■ Raw data
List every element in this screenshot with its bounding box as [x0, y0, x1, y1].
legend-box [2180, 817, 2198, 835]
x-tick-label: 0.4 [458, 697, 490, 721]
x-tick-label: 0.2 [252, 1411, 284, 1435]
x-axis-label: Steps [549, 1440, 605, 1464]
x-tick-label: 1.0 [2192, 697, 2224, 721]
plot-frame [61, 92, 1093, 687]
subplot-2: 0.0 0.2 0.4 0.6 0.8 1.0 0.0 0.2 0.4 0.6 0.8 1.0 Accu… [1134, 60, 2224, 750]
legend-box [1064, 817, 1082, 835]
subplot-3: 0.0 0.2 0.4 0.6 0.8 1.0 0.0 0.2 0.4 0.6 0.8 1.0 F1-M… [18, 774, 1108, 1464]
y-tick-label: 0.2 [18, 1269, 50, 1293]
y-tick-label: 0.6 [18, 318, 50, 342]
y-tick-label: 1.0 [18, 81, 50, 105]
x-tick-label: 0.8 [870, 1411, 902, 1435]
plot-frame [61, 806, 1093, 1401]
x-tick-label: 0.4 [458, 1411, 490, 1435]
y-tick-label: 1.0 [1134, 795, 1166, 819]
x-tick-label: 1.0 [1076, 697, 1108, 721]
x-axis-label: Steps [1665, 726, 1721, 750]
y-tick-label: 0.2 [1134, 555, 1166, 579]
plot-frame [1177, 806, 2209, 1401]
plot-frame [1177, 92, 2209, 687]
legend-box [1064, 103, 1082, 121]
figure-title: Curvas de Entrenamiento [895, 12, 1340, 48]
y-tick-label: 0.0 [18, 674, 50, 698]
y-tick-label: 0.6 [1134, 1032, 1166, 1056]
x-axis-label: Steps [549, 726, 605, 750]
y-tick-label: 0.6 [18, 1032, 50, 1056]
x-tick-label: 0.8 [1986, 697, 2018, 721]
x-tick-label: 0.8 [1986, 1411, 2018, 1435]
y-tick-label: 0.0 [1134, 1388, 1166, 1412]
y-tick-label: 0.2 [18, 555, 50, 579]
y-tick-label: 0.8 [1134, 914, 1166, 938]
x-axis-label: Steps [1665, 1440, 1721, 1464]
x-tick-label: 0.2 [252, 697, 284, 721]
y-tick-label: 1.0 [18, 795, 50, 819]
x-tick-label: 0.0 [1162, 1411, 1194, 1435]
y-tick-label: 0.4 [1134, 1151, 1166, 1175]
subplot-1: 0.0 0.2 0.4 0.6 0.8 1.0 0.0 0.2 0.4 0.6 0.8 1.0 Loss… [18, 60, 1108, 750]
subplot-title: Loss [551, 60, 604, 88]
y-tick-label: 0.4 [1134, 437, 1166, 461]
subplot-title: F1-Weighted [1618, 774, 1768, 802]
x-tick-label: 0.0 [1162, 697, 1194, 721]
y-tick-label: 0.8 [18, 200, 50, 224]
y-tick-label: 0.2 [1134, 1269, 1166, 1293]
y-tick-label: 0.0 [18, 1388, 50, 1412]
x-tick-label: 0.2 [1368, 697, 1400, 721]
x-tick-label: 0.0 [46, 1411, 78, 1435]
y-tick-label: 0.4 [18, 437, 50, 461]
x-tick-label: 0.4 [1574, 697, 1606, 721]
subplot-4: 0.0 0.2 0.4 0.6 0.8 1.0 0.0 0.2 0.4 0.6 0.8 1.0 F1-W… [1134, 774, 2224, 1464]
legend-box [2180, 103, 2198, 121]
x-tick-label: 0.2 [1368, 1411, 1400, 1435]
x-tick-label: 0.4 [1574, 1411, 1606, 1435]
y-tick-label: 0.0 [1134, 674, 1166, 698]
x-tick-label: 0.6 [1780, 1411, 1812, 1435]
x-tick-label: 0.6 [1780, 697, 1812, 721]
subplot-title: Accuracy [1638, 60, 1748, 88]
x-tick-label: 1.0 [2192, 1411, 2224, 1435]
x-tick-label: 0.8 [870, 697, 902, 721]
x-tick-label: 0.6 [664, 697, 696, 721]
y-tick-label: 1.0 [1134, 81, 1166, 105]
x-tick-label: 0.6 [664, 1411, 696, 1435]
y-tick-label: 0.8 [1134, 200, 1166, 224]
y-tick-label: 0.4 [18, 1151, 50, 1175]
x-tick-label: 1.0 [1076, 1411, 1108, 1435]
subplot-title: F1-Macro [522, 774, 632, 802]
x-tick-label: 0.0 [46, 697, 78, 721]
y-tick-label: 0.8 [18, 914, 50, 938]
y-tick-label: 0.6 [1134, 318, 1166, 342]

■ What you are asked to do
Copy out the records above word for word, from their first line through the line containing "x-axis-label: Steps [549, 1440, 605, 1464]", including that line.

■ Correct result
List every element in this screenshot with its bounding box as [x0, y0, x1, y1].
legend-box [2180, 817, 2198, 835]
x-tick-label: 0.4 [458, 697, 490, 721]
x-tick-label: 0.2 [252, 1411, 284, 1435]
x-axis-label: Steps [549, 1440, 605, 1464]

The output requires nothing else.